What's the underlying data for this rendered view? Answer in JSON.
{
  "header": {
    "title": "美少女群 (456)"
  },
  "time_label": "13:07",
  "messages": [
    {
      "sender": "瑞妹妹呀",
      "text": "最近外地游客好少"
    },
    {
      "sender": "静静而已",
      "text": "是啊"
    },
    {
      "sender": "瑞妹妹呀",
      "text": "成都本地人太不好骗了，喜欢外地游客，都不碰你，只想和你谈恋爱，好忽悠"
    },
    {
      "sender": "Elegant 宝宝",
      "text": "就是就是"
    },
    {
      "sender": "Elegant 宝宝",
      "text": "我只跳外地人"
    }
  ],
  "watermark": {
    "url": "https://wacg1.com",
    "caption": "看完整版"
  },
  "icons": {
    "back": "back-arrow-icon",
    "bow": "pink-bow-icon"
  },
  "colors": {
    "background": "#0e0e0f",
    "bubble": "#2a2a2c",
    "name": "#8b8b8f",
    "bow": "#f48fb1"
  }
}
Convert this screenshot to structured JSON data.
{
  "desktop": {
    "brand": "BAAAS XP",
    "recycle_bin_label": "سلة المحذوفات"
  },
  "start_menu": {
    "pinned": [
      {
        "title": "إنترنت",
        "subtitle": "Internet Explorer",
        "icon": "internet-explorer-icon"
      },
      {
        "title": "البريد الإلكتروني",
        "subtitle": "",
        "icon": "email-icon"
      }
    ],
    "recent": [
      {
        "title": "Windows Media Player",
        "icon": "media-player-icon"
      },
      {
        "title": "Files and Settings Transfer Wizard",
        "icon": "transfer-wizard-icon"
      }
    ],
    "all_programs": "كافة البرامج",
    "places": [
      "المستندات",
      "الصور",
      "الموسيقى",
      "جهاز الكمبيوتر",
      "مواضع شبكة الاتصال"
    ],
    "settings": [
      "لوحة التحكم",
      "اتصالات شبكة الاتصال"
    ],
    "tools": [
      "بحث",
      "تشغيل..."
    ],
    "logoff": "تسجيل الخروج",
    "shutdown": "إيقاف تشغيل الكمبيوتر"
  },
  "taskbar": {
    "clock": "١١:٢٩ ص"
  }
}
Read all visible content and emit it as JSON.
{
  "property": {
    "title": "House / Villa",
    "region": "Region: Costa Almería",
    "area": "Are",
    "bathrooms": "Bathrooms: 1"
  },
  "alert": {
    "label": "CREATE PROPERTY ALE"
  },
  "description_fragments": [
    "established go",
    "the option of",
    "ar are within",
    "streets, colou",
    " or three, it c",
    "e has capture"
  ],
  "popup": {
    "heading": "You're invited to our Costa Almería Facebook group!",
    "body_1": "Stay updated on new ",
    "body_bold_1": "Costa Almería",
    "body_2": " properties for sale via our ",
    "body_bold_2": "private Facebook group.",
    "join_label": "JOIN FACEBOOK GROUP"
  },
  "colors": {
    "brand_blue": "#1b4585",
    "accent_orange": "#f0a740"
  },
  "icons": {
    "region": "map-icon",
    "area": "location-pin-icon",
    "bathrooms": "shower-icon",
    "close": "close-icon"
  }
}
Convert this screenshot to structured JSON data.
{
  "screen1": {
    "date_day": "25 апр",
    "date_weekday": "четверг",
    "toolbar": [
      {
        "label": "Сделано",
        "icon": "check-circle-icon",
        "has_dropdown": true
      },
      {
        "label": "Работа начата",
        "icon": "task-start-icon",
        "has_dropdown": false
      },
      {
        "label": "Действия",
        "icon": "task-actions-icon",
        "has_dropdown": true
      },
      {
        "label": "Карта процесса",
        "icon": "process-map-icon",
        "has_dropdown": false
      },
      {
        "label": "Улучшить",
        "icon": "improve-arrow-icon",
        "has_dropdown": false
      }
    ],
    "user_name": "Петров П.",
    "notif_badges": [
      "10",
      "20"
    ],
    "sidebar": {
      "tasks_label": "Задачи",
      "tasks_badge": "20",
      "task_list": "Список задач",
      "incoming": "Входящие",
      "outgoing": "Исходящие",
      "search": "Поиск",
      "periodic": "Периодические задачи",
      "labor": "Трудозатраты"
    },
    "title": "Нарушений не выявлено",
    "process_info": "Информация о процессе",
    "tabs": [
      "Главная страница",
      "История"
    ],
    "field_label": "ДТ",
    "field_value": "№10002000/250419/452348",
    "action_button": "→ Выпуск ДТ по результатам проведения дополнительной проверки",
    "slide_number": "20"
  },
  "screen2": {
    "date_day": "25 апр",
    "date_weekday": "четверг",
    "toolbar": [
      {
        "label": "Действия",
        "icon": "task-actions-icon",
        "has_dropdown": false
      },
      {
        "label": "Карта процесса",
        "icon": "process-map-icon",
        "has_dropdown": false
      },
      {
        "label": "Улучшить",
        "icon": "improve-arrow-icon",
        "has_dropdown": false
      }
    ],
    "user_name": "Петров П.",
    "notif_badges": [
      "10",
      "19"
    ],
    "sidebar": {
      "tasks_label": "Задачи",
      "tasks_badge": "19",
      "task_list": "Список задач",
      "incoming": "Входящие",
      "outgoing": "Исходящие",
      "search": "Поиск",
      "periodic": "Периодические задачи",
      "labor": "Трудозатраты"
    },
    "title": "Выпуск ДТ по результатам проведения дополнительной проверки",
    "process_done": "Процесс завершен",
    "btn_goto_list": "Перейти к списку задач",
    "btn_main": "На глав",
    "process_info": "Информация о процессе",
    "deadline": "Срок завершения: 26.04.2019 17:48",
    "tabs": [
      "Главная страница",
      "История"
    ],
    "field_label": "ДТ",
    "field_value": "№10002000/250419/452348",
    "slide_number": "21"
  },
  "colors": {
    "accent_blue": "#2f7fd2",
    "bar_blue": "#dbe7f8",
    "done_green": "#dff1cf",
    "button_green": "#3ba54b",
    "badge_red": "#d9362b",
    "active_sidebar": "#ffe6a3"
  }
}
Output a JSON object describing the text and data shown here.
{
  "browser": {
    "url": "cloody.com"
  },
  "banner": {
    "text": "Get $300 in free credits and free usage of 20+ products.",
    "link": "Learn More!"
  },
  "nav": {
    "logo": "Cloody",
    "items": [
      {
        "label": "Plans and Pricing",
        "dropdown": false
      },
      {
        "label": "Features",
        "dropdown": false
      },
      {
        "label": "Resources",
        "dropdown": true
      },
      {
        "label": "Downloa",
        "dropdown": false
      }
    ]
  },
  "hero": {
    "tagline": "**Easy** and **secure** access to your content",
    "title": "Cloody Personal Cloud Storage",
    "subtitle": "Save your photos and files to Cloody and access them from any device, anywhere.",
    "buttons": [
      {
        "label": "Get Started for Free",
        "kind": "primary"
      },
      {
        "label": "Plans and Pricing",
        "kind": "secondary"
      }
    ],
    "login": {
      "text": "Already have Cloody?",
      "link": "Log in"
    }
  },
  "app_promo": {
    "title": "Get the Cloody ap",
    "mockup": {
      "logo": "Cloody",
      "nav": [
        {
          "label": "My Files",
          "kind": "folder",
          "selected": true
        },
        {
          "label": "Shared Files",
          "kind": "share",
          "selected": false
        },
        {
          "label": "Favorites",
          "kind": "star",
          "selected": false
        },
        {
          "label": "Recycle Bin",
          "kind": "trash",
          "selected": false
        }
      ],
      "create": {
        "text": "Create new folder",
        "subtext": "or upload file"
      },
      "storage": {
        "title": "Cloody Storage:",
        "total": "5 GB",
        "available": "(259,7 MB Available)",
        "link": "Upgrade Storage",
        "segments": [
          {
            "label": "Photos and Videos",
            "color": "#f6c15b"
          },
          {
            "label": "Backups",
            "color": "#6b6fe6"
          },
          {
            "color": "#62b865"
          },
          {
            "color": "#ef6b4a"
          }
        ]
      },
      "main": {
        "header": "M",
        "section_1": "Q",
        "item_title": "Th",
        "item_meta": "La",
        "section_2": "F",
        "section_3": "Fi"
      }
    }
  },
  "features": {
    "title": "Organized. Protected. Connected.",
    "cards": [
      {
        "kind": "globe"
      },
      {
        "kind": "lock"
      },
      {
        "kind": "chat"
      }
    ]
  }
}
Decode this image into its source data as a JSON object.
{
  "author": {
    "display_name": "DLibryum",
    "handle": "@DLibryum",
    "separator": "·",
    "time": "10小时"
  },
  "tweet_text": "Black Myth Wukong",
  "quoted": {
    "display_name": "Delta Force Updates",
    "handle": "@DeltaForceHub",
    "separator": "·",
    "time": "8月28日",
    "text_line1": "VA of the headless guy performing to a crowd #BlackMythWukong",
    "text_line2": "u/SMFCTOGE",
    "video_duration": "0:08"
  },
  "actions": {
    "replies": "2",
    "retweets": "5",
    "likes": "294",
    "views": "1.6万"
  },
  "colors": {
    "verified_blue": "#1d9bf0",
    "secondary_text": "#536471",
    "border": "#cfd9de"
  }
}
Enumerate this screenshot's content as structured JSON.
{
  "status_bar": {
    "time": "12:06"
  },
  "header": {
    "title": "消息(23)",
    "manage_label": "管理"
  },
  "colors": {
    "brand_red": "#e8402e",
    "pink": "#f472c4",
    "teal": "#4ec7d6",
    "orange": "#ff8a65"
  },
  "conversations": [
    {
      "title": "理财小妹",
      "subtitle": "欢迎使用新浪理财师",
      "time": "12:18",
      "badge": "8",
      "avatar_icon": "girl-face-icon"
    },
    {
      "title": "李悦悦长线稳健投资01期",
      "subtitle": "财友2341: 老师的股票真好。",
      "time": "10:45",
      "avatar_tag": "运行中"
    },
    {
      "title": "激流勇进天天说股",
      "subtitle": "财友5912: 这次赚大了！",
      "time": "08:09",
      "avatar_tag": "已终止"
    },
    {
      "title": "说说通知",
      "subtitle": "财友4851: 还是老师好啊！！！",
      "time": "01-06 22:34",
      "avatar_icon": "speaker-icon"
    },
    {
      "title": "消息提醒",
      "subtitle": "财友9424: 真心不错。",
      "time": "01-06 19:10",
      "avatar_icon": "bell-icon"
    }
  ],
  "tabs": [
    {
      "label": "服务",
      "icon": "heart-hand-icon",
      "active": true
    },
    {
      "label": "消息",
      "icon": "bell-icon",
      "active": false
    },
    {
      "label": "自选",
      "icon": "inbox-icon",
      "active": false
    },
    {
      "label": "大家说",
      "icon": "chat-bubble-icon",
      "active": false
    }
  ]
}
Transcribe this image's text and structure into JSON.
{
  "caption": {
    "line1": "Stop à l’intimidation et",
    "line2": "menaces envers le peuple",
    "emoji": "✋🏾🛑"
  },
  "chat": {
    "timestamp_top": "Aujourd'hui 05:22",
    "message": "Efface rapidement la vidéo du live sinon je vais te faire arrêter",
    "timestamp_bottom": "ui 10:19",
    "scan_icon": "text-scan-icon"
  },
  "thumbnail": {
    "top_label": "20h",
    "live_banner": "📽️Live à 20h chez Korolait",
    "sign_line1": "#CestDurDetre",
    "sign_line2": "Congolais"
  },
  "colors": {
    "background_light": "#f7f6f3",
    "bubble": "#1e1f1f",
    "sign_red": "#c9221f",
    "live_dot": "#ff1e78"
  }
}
------
§ Written exercise: Determine how many lines in the records contain "access", and reply with the number only.

§ The response: 2